YOUR INSTRUCTIONS: Repeat all entries exactly.

START EXERCISE DATA

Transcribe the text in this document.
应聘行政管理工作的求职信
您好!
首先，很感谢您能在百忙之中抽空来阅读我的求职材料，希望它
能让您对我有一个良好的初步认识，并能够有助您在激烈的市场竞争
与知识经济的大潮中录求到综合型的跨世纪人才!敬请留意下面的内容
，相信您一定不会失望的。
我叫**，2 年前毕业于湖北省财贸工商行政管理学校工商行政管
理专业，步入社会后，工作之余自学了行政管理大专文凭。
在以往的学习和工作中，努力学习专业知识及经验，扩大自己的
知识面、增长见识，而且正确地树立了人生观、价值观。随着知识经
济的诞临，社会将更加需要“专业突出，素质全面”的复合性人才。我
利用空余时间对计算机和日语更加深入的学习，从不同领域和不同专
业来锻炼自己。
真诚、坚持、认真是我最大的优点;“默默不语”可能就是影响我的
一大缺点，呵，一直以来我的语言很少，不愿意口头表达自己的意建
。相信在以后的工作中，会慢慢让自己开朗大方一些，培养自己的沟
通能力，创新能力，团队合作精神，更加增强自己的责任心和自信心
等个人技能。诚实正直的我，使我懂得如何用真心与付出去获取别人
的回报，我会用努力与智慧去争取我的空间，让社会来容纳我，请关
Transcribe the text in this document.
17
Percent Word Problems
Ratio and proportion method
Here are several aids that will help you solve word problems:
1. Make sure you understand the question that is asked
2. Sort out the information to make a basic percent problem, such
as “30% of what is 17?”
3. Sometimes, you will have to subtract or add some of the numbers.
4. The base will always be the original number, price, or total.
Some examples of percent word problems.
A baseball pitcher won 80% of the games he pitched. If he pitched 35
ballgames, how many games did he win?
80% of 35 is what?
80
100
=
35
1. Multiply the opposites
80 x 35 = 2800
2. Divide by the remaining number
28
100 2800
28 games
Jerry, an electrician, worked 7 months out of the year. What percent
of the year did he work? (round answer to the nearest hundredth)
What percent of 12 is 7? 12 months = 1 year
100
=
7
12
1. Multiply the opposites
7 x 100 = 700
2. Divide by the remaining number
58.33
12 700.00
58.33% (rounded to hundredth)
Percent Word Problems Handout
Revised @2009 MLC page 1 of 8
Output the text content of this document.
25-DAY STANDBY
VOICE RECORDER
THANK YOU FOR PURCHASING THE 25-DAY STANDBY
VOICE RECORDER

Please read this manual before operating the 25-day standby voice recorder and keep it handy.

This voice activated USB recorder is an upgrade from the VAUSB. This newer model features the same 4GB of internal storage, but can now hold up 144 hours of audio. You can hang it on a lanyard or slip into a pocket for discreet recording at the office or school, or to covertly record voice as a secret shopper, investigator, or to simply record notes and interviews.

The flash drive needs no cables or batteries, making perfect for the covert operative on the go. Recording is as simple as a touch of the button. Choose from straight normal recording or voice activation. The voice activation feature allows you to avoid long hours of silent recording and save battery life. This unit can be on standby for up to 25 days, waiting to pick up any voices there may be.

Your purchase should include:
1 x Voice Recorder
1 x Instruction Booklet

END EXERCISE DATA

TASK ANSWER:
Transcribe the text in this document.
应聘行政管理工作的求职信
您好!
首先，很感谢您能在百忙之中抽空来阅读我的求职材料，希望它
能让您对我有一个良好的初步认识，并能够有助您在激烈的市场竞争
与知识经济的大潮中录求到综合型的跨世纪人才!敬请留意下面的内容
，相信您一定不会失望的。
我叫**，2 年前毕业于湖北省财贸工商行政管理学校工商行政管
理专业，步入社会后，工作之余自学了行政管理大专文凭。
在以往的学习和工作中，努力学习专业知识及经验，扩大自己的
知识面、增长见识，而且正确地树立了人生观、价值观。随着知识经
济的诞临，社会将更加需要“专业突出，素质全面”的复合性人才。我
利用空余时间对计算机和日语更加深入的学习，从不同领域和不同专
业来锻炼自己。
真诚、坚持、认真是我最大的优点;“默默不语”可能就是影响我的
一大缺点，呵，一直以来我的语言很少，不愿意口头表达自己的意建
。相信在以后的工作中，会慢慢让自己开朗大方一些，培养自己的沟
通能力，创新能力，团队合作精神，更加增强自己的责任心和自信心
等个人技能。诚实正直的我，使我懂得如何用真心与付出去获取别人
的回报，我会用努力与智慧去争取我的空间，让社会来容纳我，请关
Transcribe the text in this document.
17
Percent Word Problems
Ratio and proportion method
Here are several aids that will help you solve word problems:
1. Make sure you understand the question that is asked
2. Sort out the information to make a basic percent problem, such
as “30% of what is 17?”
3. Sometimes, you will have to subtract or add some of the numbers.
4. The base will always be the original number, price, or total.
Some examples of percent word problems.
A baseball pitcher won 80% of the games he pitched. If he pitched 35
ballgames, how many games did he win?
80% of 35 is what?
80
100
=
35
1. Multiply the opposites
80 x 35 = 2800
2. Divide by the remaining number
28
100 2800
28 games
Jerry, an electrician, worked 7 months out of the year. What percent
of the year did he work? (round answer to the nearest hundredth)
What percent of 12 is 7? 12 months = 1 year
100
=
7
12
1. Multiply the opposites
7 x 100 = 700
2. Divide by the remaining number
58.33
12 700.00
58.33% (rounded to hundredth)
Percent Word Problems Handout
Revised @2009 MLC page 1 of 8
Output the text content of this document.
25-DAY STANDBY
VOICE RECORDER
THANK YOU FOR PURCHASING THE 25-DAY STANDBY
VOICE RECORDER

Please read this manual before operating the 25-day standby voice recorder and keep it handy.

This voice activated USB recorder is an upgrade from the VAUSB. This newer model features the same 4GB of internal storage, but can now hold up 144 hours of audio. You can hang it on a lanyard or slip into a pocket for discreet recording at the office or school, or to covertly record voice as a secret shopper, investigator, or to simply record notes and interviews.

The flash drive needs no cables or batteries, making perfect for the covert operative on the go. Recording is as simple as a touch of the button. Choose from straight normal recording or voice activation. The voice activation feature allows you to avoid long hours of silent recording and save battery life. This unit can be on standby for up to 25 days, waiting to pick up any voices there may be.

Your purchase should include:
1 x Voice Recorder
1 x Instruction Booklet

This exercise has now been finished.